-- Material shown --
# # # # # # #

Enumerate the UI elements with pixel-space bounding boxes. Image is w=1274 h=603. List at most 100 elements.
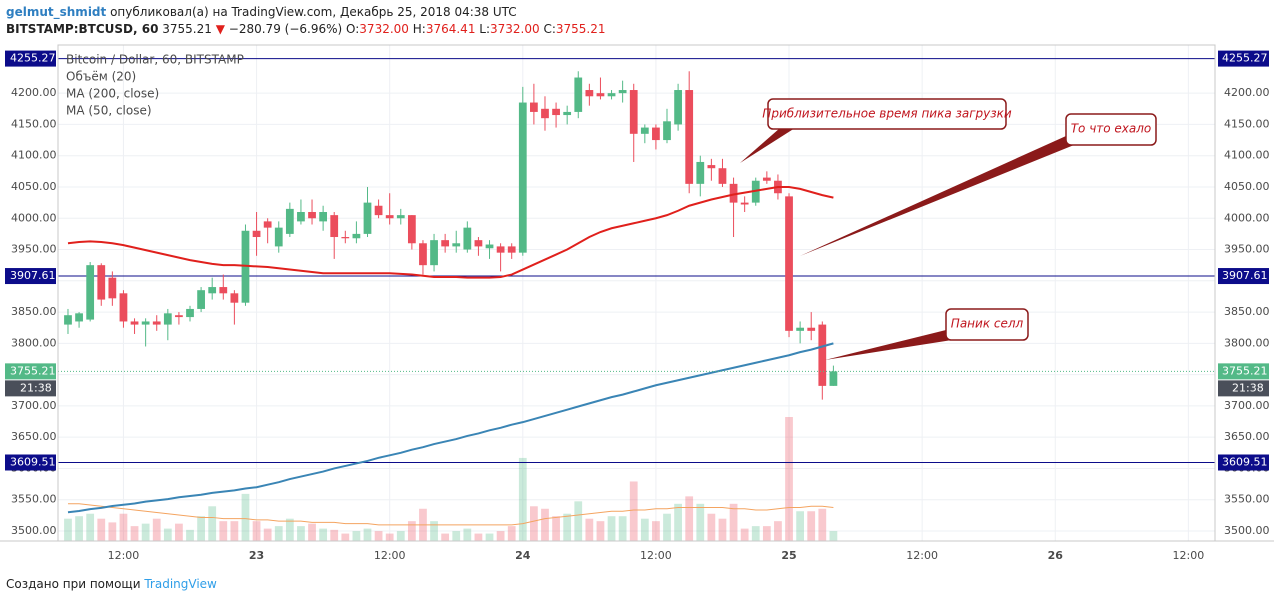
candle-body bbox=[618, 90, 627, 94]
volume-bar bbox=[130, 526, 139, 541]
candle-body bbox=[396, 215, 405, 219]
y-tick-label: 3950.00 bbox=[11, 243, 57, 256]
candle-body bbox=[219, 287, 228, 294]
volume-bar bbox=[75, 516, 83, 541]
candle-body bbox=[308, 212, 316, 219]
candle-body bbox=[541, 108, 549, 119]
volume-bar bbox=[241, 493, 250, 541]
volume-bar bbox=[152, 518, 161, 541]
volume-bar bbox=[607, 516, 616, 541]
volume-bar bbox=[86, 513, 95, 541]
volume-bar bbox=[252, 521, 261, 541]
volume-bar bbox=[740, 528, 749, 541]
author[interactable]: gelmut_shmidt bbox=[6, 5, 107, 19]
last: 3755.21 bbox=[162, 22, 212, 36]
candle-body bbox=[197, 290, 205, 309]
callout-text: То что ехало bbox=[1071, 122, 1152, 136]
volume-bar bbox=[640, 518, 649, 541]
volume-bar bbox=[718, 518, 727, 541]
y-tick-label: 4050.00 bbox=[11, 180, 57, 193]
timer-box bbox=[5, 380, 56, 397]
x-tick-label: 24 bbox=[515, 549, 531, 562]
volume-bar bbox=[407, 521, 416, 541]
volume-bar bbox=[186, 529, 194, 541]
candle-body bbox=[463, 227, 472, 250]
candle-body bbox=[274, 227, 283, 247]
annotations: Приблизительное время пика загрузки То ч… bbox=[740, 98, 1157, 360]
candle-body bbox=[319, 212, 328, 222]
volume-bar bbox=[674, 503, 682, 541]
candle-body bbox=[175, 315, 183, 318]
ma-line bbox=[67, 342, 834, 514]
candle-body bbox=[285, 208, 294, 234]
level-label: 3609.51 bbox=[1222, 455, 1268, 468]
candle-body bbox=[829, 371, 838, 386]
y-tick-label: 4150.00 bbox=[1224, 117, 1270, 130]
candle-body bbox=[607, 93, 616, 97]
volume-bar bbox=[552, 516, 560, 541]
candle-body bbox=[596, 93, 605, 97]
price-label-box bbox=[5, 363, 56, 380]
level-label-box bbox=[1218, 454, 1269, 471]
callout-box bbox=[767, 98, 1007, 130]
ohlc-label: O: bbox=[346, 22, 360, 36]
volume-bar bbox=[585, 518, 594, 541]
volume-bar bbox=[230, 521, 239, 541]
volume-bar bbox=[441, 533, 450, 541]
volume-bar bbox=[485, 533, 494, 541]
volume-bar bbox=[541, 508, 549, 541]
volume-bar bbox=[108, 522, 117, 541]
level-label: 4255.27 bbox=[10, 52, 56, 65]
y-tick-label: 4100.00 bbox=[1224, 149, 1270, 162]
brand[interactable]: TradingView bbox=[144, 577, 217, 591]
candle-body bbox=[186, 308, 194, 318]
candle-body bbox=[818, 324, 827, 386]
x-tick-label: 12:00 bbox=[1173, 549, 1205, 562]
callout-pointer bbox=[825, 330, 952, 360]
x-tick-label: 26 bbox=[1048, 549, 1064, 562]
level-label: 4255.27 bbox=[1222, 52, 1268, 65]
candle-body bbox=[718, 168, 727, 184]
volume-bar bbox=[563, 513, 572, 541]
candle-body bbox=[640, 127, 649, 134]
candle-body bbox=[252, 230, 261, 238]
ohlc-label: C: bbox=[543, 22, 556, 36]
footer: Создано при помощи TradingView bbox=[6, 577, 217, 591]
y-tick-label: 3550.00 bbox=[11, 493, 57, 506]
volume-bar bbox=[463, 528, 472, 541]
volume-bar bbox=[707, 513, 716, 541]
ohlc-value: 3755.21 bbox=[555, 22, 606, 36]
candle-body bbox=[352, 233, 361, 239]
candle-body bbox=[629, 90, 638, 134]
y-tick-label: 3650.00 bbox=[1224, 430, 1270, 443]
candle-body bbox=[663, 121, 671, 141]
volume-bar bbox=[330, 529, 339, 541]
candle-body bbox=[130, 321, 139, 325]
y-tick-label: 3850.00 bbox=[11, 305, 57, 318]
x-tick-label: 12:00 bbox=[374, 549, 406, 562]
volume-bar bbox=[530, 506, 538, 541]
ohlc-label: L: bbox=[479, 22, 491, 36]
volume-bar bbox=[297, 526, 305, 541]
price-label: 3755.21 bbox=[1222, 364, 1268, 377]
candle-body bbox=[485, 244, 494, 249]
volume-bar bbox=[208, 506, 217, 541]
ma-line bbox=[67, 185, 834, 279]
y-tick-label: 3650.00 bbox=[11, 430, 57, 443]
volume-bar bbox=[762, 526, 771, 541]
callout-text: Приблизительное время пика загрузки bbox=[762, 107, 1012, 121]
volume-bar bbox=[374, 531, 383, 541]
candle-body bbox=[363, 202, 372, 234]
x-tick-label: 25 bbox=[781, 549, 796, 562]
ohlc-value: 3732.00 bbox=[490, 22, 540, 36]
volume-bar bbox=[618, 516, 627, 541]
volume-bar bbox=[785, 417, 793, 541]
candle-body bbox=[75, 313, 83, 322]
level-label: 3609.51 bbox=[10, 455, 56, 468]
volume-bar bbox=[629, 481, 638, 541]
change: −280.79 (−6.96%) bbox=[228, 22, 343, 36]
candle-body bbox=[430, 240, 438, 266]
volume-bar bbox=[319, 528, 328, 541]
candle-body bbox=[374, 205, 383, 216]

# # # # # # #

-- Work required --
Retype each line of the entries above without changing anything, and leave out the pictures.

-- In response --
Enumerate the UI elements with pixel-space bounding boxes. Image is w=1274 h=603. List at most 100 elements.
candle-body bbox=[618, 90, 627, 94]
volume-bar bbox=[130, 526, 139, 541]
candle-body bbox=[396, 215, 405, 219]
y-tick-label: 3950.00 bbox=[11, 243, 57, 256]
candle-body bbox=[219, 287, 228, 294]
volume-bar bbox=[75, 516, 83, 541]
candle-body bbox=[308, 212, 316, 219]
candle-body bbox=[541, 108, 549, 119]
volume-bar bbox=[241, 493, 250, 541]
volume-bar bbox=[152, 518, 161, 541]
volume-bar bbox=[607, 516, 616, 541]
volume-bar bbox=[86, 513, 95, 541]
volume-bar bbox=[252, 521, 261, 541]
volume-bar bbox=[740, 528, 749, 541]
author[interactable]: gelmut_shmidt bbox=[6, 5, 107, 19]
last: 3755.21 bbox=[162, 22, 212, 36]
candle-body bbox=[197, 290, 205, 309]
callout-text: То что ехало bbox=[1071, 122, 1152, 136]
volume-bar bbox=[640, 518, 649, 541]
volume-bar bbox=[718, 518, 727, 541]
y-tick-label: 4050.00 bbox=[11, 180, 57, 193]
timer-box bbox=[5, 380, 56, 397]
x-tick-label: 24 bbox=[515, 549, 531, 562]
volume-bar bbox=[407, 521, 416, 541]
volume-bar bbox=[186, 529, 194, 541]
candle-body bbox=[463, 227, 472, 250]
candle-body bbox=[274, 227, 283, 247]
annotations: Приблизительное время пика загрузки То ч… bbox=[740, 98, 1157, 360]
candle-body bbox=[319, 212, 328, 222]
volume-bar bbox=[674, 503, 682, 541]
candle-body bbox=[175, 315, 183, 318]
ma-line bbox=[67, 342, 834, 514]
candle-body bbox=[285, 208, 294, 234]
level-label: 3609.51 bbox=[1222, 455, 1268, 468]
candle-body bbox=[829, 371, 838, 386]
y-tick-label: 4150.00 bbox=[1224, 117, 1270, 130]
candle-body bbox=[607, 93, 616, 97]
volume-bar bbox=[552, 516, 560, 541]
candle-body bbox=[596, 93, 605, 97]
price-label-box bbox=[5, 363, 56, 380]
level-label-box bbox=[1218, 454, 1269, 471]
callout-box bbox=[767, 98, 1007, 130]
ohlc-label: O: bbox=[346, 22, 360, 36]
volume-bar bbox=[585, 518, 594, 541]
volume-bar bbox=[230, 521, 239, 541]
volume-bar bbox=[441, 533, 450, 541]
volume-bar bbox=[485, 533, 494, 541]
volume-bar bbox=[541, 508, 549, 541]
volume-bar bbox=[108, 522, 117, 541]
level-label: 4255.27 bbox=[10, 52, 56, 65]
y-tick-label: 4100.00 bbox=[1224, 149, 1270, 162]
brand[interactable]: TradingView bbox=[144, 577, 217, 591]
candle-body bbox=[186, 308, 194, 318]
candle-body bbox=[818, 324, 827, 386]
x-tick-label: 12:00 bbox=[1173, 549, 1205, 562]
callout-pointer bbox=[825, 330, 952, 360]
x-tick-label: 26 bbox=[1048, 549, 1064, 562]
level-label: 4255.27 bbox=[1222, 52, 1268, 65]
candle-body bbox=[718, 168, 727, 184]
volume-bar bbox=[563, 513, 572, 541]
candle-body bbox=[640, 127, 649, 134]
candle-body bbox=[252, 230, 261, 238]
ohlc-label: C: bbox=[543, 22, 556, 36]
footer: Создано при помощи TradingView bbox=[6, 577, 217, 591]
y-tick-label: 3550.00 bbox=[11, 493, 57, 506]
volume-bar bbox=[463, 528, 472, 541]
volume-bar bbox=[707, 513, 716, 541]
ohlc-value: 3755.21 bbox=[555, 22, 606, 36]
candle-body bbox=[352, 233, 361, 239]
candle-body bbox=[629, 90, 638, 134]
y-tick-label: 3650.00 bbox=[1224, 430, 1270, 443]
candle-body bbox=[663, 121, 671, 141]
volume-bar bbox=[330, 529, 339, 541]
candle-body bbox=[130, 321, 139, 325]
y-tick-label: 3850.00 bbox=[11, 305, 57, 318]
x-tick-label: 12:00 bbox=[374, 549, 406, 562]
volume-bar bbox=[530, 506, 538, 541]
ohlc-label: L: bbox=[479, 22, 491, 36]
volume-bar bbox=[297, 526, 305, 541]
price-label: 3755.21 bbox=[1222, 364, 1268, 377]
candle-body bbox=[485, 244, 494, 249]
volume-bar bbox=[208, 506, 217, 541]
ma-line bbox=[67, 185, 834, 279]
y-tick-label: 3650.00 bbox=[11, 430, 57, 443]
volume-bar bbox=[762, 526, 771, 541]
callout-text: Приблизительное время пика загрузки bbox=[762, 107, 1012, 121]
volume-bar bbox=[374, 531, 383, 541]
candle-body bbox=[363, 202, 372, 234]
x-tick-label: 25 bbox=[781, 549, 796, 562]
ohlc-value: 3732.00 bbox=[490, 22, 540, 36]
volume-bar bbox=[618, 516, 627, 541]
volume-bar bbox=[785, 417, 793, 541]
candle-body bbox=[75, 313, 83, 322]
level-label: 3609.51 bbox=[10, 455, 56, 468]
volume-bar bbox=[629, 481, 638, 541]
change: −280.79 (−6.96%) bbox=[228, 22, 343, 36]
candle-body bbox=[430, 240, 438, 266]
volume-bar bbox=[319, 528, 328, 541]
candle-body bbox=[374, 205, 383, 216]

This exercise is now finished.